** Begin **

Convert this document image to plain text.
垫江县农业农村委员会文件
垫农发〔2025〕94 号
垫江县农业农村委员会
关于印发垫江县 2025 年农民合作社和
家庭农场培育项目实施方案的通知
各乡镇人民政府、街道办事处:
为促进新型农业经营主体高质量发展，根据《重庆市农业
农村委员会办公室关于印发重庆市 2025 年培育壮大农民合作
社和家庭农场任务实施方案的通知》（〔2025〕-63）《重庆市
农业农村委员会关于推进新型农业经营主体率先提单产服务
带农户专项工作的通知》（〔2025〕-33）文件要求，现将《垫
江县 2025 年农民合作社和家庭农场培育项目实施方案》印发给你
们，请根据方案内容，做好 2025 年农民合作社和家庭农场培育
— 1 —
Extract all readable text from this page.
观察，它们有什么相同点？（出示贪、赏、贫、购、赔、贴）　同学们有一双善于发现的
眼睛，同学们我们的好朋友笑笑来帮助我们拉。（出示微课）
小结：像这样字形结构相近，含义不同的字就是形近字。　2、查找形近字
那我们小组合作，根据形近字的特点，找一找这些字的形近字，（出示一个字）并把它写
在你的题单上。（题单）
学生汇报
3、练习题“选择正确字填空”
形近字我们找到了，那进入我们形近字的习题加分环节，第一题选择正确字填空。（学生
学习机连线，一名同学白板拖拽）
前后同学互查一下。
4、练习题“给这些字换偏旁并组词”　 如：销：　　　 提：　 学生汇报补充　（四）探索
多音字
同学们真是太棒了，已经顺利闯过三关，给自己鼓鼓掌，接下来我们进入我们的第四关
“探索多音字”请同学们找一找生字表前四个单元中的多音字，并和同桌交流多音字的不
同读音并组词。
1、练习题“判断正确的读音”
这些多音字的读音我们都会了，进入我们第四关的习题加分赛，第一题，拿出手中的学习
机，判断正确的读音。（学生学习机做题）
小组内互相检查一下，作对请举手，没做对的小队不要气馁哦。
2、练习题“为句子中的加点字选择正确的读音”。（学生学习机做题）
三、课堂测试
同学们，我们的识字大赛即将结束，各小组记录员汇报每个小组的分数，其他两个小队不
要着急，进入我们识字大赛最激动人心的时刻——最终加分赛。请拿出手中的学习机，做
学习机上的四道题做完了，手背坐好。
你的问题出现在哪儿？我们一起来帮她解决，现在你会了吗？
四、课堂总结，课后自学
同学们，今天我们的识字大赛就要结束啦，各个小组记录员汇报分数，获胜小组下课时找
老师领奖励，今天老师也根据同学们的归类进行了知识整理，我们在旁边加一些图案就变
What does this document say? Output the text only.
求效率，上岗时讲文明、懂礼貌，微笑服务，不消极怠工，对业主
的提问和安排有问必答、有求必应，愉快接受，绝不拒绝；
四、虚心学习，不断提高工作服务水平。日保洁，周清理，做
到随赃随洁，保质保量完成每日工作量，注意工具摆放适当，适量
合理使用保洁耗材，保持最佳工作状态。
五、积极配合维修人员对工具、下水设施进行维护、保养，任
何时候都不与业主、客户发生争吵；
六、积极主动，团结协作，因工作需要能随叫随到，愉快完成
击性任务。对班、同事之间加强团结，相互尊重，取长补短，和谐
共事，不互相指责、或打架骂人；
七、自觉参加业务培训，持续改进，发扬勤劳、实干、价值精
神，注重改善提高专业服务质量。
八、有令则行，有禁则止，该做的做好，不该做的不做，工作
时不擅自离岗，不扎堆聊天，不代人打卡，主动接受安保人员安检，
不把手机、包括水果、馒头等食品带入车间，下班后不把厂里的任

** End **

Extract each line from the listing above, please, and repeat it exactly.

### Result
Convert this document image to plain text.
垫江县农业农村委员会文件
垫农发〔2025〕94 号
垫江县农业农村委员会
关于印发垫江县 2025 年农民合作社和
家庭农场培育项目实施方案的通知
各乡镇人民政府、街道办事处:
为促进新型农业经营主体高质量发展，根据《重庆市农业
农村委员会办公室关于印发重庆市 2025 年培育壮大农民合作
社和家庭农场任务实施方案的通知》（〔2025〕-63）《重庆市
农业农村委员会关于推进新型农业经营主体率先提单产服务
带农户专项工作的通知》（〔2025〕-33）文件要求，现将《垫
江县 2025 年农民合作社和家庭农场培育项目实施方案》印发给你
们，请根据方案内容，做好 2025 年农民合作社和家庭农场培育
— 1 —
Extract all readable text from this page.
观察，它们有什么相同点？（出示贪、赏、贫、购、赔、贴）　同学们有一双善于发现的
眼睛，同学们我们的好朋友笑笑来帮助我们拉。（出示微课）
小结：像这样字形结构相近，含义不同的字就是形近字。　2、查找形近字
那我们小组合作，根据形近字的特点，找一找这些字的形近字，（出示一个字）并把它写
在你的题单上。（题单）
学生汇报
3、练习题“选择正确字填空”
形近字我们找到了，那进入我们形近字的习题加分环节，第一题选择正确字填空。（学生
学习机连线，一名同学白板拖拽）
前后同学互查一下。
4、练习题“给这些字换偏旁并组词”　 如：销：　　　 提：　 学生汇报补充　（四）探索
多音字
同学们真是太棒了，已经顺利闯过三关，给自己鼓鼓掌，接下来我们进入我们的第四关
“探索多音字”请同学们找一找生字表前四个单元中的多音字，并和同桌交流多音字的不
同读音并组词。
1、练习题“判断正确的读音”
这些多音字的读音我们都会了，进入我们第四关的习题加分赛，第一题，拿出手中的学习
机，判断正确的读音。（学生学习机做题）
小组内互相检查一下，作对请举手，没做对的小队不要气馁哦。
2、练习题“为句子中的加点字选择正确的读音”。（学生学习机做题）
三、课堂测试
同学们，我们的识字大赛即将结束，各小组记录员汇报每个小组的分数，其他两个小队不
要着急，进入我们识字大赛最激动人心的时刻——最终加分赛。请拿出手中的学习机，做
学习机上的四道题做完了，手背坐好。
你的问题出现在哪儿？我们一起来帮她解决，现在你会了吗？
四、课堂总结，课后自学
同学们，今天我们的识字大赛就要结束啦，各个小组记录员汇报分数，获胜小组下课时找
老师领奖励，今天老师也根据同学们的归类进行了知识整理，我们在旁边加一些图案就变
What does this document say? Output the text only.
求效率，上岗时讲文明、懂礼貌，微笑服务，不消极怠工，对业主
的提问和安排有问必答、有求必应，愉快接受，绝不拒绝；
四、虚心学习，不断提高工作服务水平。日保洁，周清理，做
到随赃随洁，保质保量完成每日工作量，注意工具摆放适当，适量
合理使用保洁耗材，保持最佳工作状态。
五、积极配合维修人员对工具、下水设施进行维护、保养，任
何时候都不与业主、客户发生争吵；
六、积极主动，团结协作，因工作需要能随叫随到，愉快完成
击性任务。对班、同事之间加强团结，相互尊重，取长补短，和谐
共事，不互相指责、或打架骂人；
七、自觉参加业务培训，持续改进，发扬勤劳、实干、价值精
神，注重改善提高专业服务质量。
八、有令则行，有禁则止，该做的做好，不该做的不做，工作
时不擅自离岗，不扎堆聊天，不代人打卡，主动接受安保人员安检，
不把手机、包括水果、馒头等食品带入车间，下班后不把厂里的任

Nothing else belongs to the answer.